## PROBLEMS AND TASKS:
[1] In the ferry trip text, how long does the crossing from North Sydney to Port Aux Basques take?
[2] Extend the ferry trip text with more material that picks up right after its final line.

A. You can start your trip on either side and return from the opposite. Keep in mind the ferry to Argentia is 15 hours - most start there to ensure the shorter ferry back at the end of the trip. Plus I feel the nicest scenery is on the West coast so it's nice to end the trip seeing the best the Island has to offer.

Q. How much will it cost to take the Marine Atlantic Ferry?
A. Complete Ferry schedule and pricing can be found on Marine Atlantic's website Quick break down below: (prices as of August 2015).

North Sydney to Argentia (15 hrs)
$112.52 - 1 adult ticket 
$113.05 - per ATV 
Total $225.57 (including tax) 
Optional Room Costs an additional $176.75 + tax (same price for two bed or four bed room)

North Sydney to Port Aux Basques (6-7 hrs)
$42.43 - 1 adult ticket
$55.89 - ATV
Total $98.32 (including tax)
Optional Room Costs additional $126.50 + tax (same price for two bed or four bed room)

Heading to Argentia and returning via Port Aux Basques would cost $323.89 per adult without a room. It would cost another $175 per person for a room with two people to a room for a grand total of $498.25 per person - by far, the single biggest single expense.

A. A&L Parking (902-561-0011) across the street from the ferry terminal.

## COLLECTED MATERIAL:
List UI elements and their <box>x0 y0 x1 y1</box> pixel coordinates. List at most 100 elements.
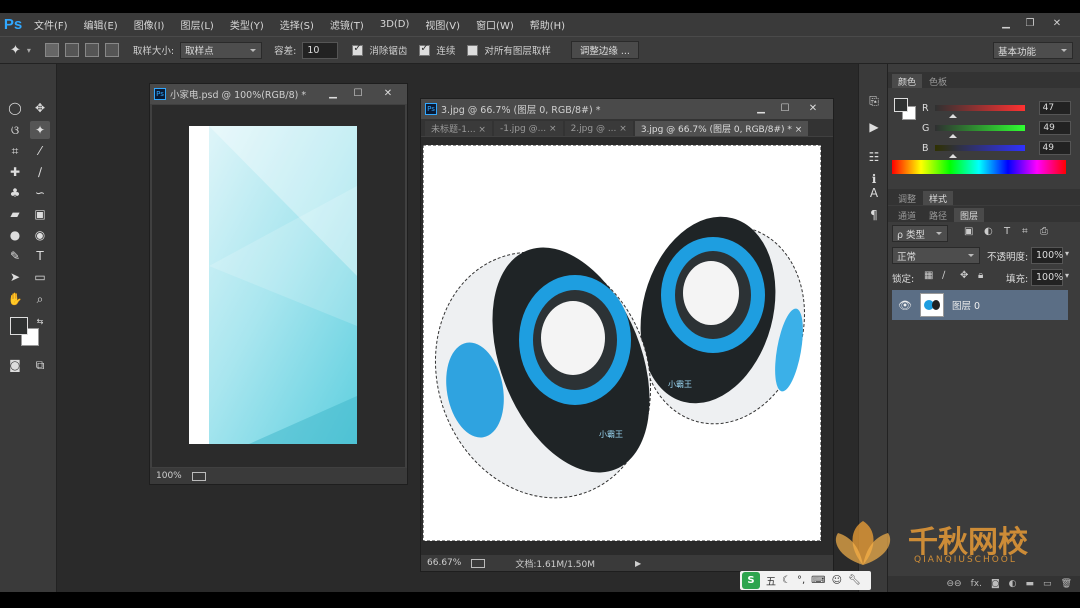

## THE REPLIES:
[1] 6-7 hours

[2]
It cost $40 to park my pickup for a week and $60 if you have a truck & trailer I think.
There is almost always room, just show up. If no one is there just leave your cash in an envelope in the booth drop box. Cash only! Call in advance to double check pricing.

How much gas will our ATVs use?
A. I took a Polaris Sportsman 500 loaded with camping gear.

Total distance driven in 2013, sometimes it varies - 858 kms (533 miles)
Total fuel used - 92 litres (24 gallons US)
Average Mileage - 10.8 litres per 100 km (22 mpg US)

Total spent - $138  -  $1.42 per litre ($5.36 per US gallon) 
***Gas is about $1.17 a liter as of August 2015***

Q. How much for motel/hotel rooms?
A. In 2013 we stayed at motels every night. It cost each of us $365.38 total for the week. We had two occupants per room each night. If you spend some or all of your nights camping you will obviously spend much less.

How about the cost of food?
A. I paid $226.91 for food in 2013, that was all restaurant meals.
What you spend on food depends on your taste and budget. You can spend a lot if you eat at restaurants every day. It's relatively easy to find groceries and supplies if you want to cook for yourself. It's also a lot of fun to cook on the trail. Bring a cooler for drinks, meat and ice if you're camping.

Q. Can you give me an approximate "total cost" for the entire trip?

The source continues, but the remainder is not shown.